--- AIM OF THE EXERCISE ---
Output the records exactly as they appear, with no pictures included.

BEGIN DATA FOR THIS TASK

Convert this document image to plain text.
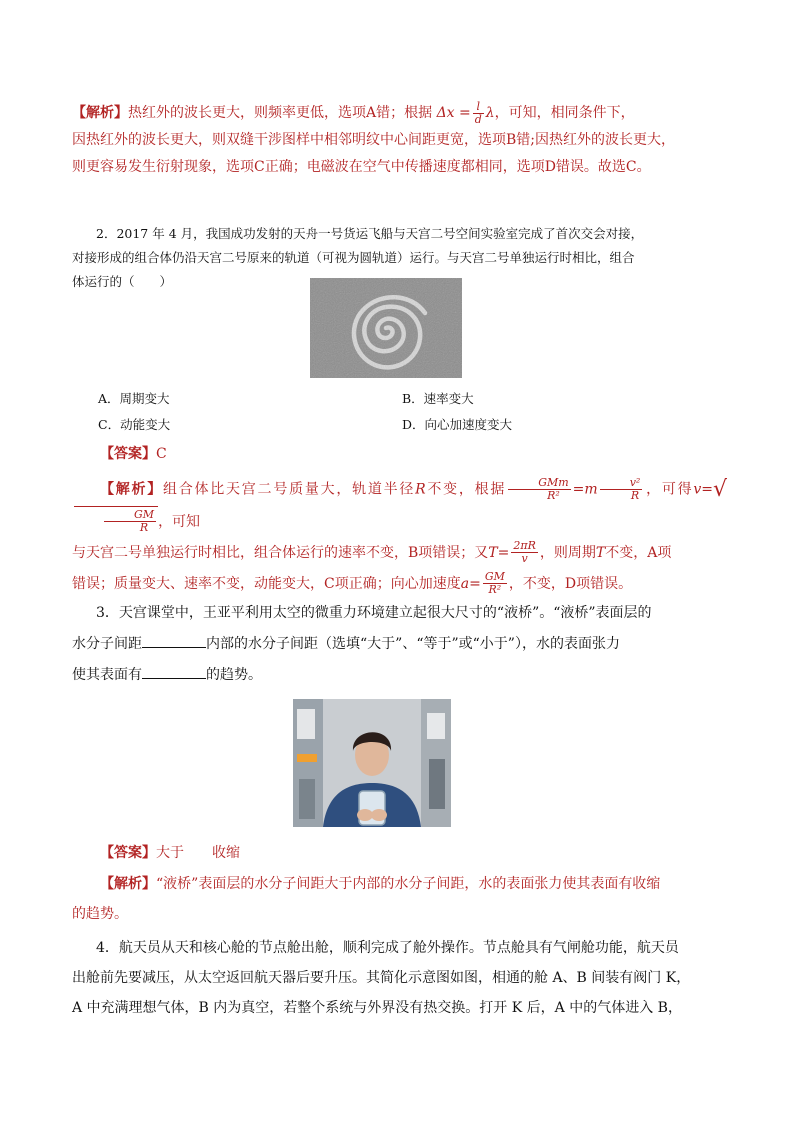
【解析】热红外的波长更大，则频率更低，选项A错；根据 $\Delta x = \frac{l}{d}$ λ，可知，相同条件下，
因热红外的波长更大，则双缝干涉图样中相邻明纹中心间距更宽，选项B错;因热红外的波长更大，
则更容易发生衍射现象，选项C正确；电磁波在空气中传播速度都相同，选项D错误。故选C。
2．2017 年 4 月，我国成功发射的天舟一号货运飞船与天宫二号空间实验室完成了首次交会对接，
对接形成的组合体仍沿天宫二号原来的轨道（可视为圆轨道）运行。与天宫二号单独运行时相比，组合
体运行的（　　）
A．周期变大	B．速率变大
C．动能变大	D．向心加速度变大
【答案】C
【解析】组合体比天宫二号质量大，轨道半径R不变，根据 $\frac{\text{GMm}}{\text{R²}} =m \frac{\text{v²}}{R}$ ，可得v=√
$\frac{GM}{R}$ ，可知
与天宫二号单独运行时相比，组合体运行的速率不变，B项错误；又$T= \frac{2\pi R}{v}$ ，则周期T不变，A项
错误；质量变大、速率不变，动能变大，C项正确；向心加速度$a= \frac{GM}{\text{R²}}$ ，不变，D项错误。
3．天宫课堂中，王亚平利用太空的微重力环境建立起很大尺寸的“液桥”。“液桥”表面层的
水分子间距	内部的水分子间距（选填“大于”、“等于”或“小于”），水的表面张力
使其表面有	的趋势。
【答案】大于　　收缩
【解析】“液桥”表面层的水分子间距大于内部的水分子间距，水的表面张力使其表面有收缩
的趋势。
4．航天员从天和核心舱的节点舱出舱，顺利完成了舱外操作。节点舱具有气闸舱功能，航天员
出舱前先要减压，从太空返回航天器后要升压。其简化示意图如图，相通的舱 A、B 间装有阀门 K，
A 中充满理想气体，B 内为真空，若整个系统与外界没有热交换。打开 K 后，A 中的气体进入 B，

END DATA FOR THIS TASK

--- COMPLETED EXERCISE ---
Convert this document image to plain text.
【解析】热红外的波长更大，则频率更低，选项A错；根据 $\Delta x = \frac{l}{d}$ λ，可知，相同条件下，
因热红外的波长更大，则双缝干涉图样中相邻明纹中心间距更宽，选项B错;因热红外的波长更大，
则更容易发生衍射现象，选项C正确；电磁波在空气中传播速度都相同，选项D错误。故选C。
2．2017 年 4 月，我国成功发射的天舟一号货运飞船与天宫二号空间实验室完成了首次交会对接，
对接形成的组合体仍沿天宫二号原来的轨道（可视为圆轨道）运行。与天宫二号单独运行时相比，组合
体运行的（　　）
A．周期变大	B．速率变大
C．动能变大	D．向心加速度变大
【答案】C
【解析】组合体比天宫二号质量大，轨道半径R不变，根据 $\frac{\text{GMm}}{\text{R²}} =m \frac{\text{v²}}{R}$ ，可得v=√
$\frac{GM}{R}$ ，可知
与天宫二号单独运行时相比，组合体运行的速率不变，B项错误；又$T= \frac{2\pi R}{v}$ ，则周期T不变，A项
错误；质量变大、速率不变，动能变大，C项正确；向心加速度$a= \frac{GM}{\text{R²}}$ ，不变，D项错误。
3．天宫课堂中，王亚平利用太空的微重力环境建立起很大尺寸的“液桥”。“液桥”表面层的
水分子间距	内部的水分子间距（选填“大于”、“等于”或“小于”），水的表面张力
使其表面有	的趋势。
【答案】大于　　收缩
【解析】“液桥”表面层的水分子间距大于内部的水分子间距，水的表面张力使其表面有收缩
的趋势。
4．航天员从天和核心舱的节点舱出舱，顺利完成了舱外操作。节点舱具有气闸舱功能，航天员
出舱前先要减压，从太空返回航天器后要升压。其简化示意图如图，相通的舱 A、B 间装有阀门 K，
A 中充满理想气体，B 内为真空，若整个系统与外界没有热交换。打开 K 后，A 中的气体进入 B，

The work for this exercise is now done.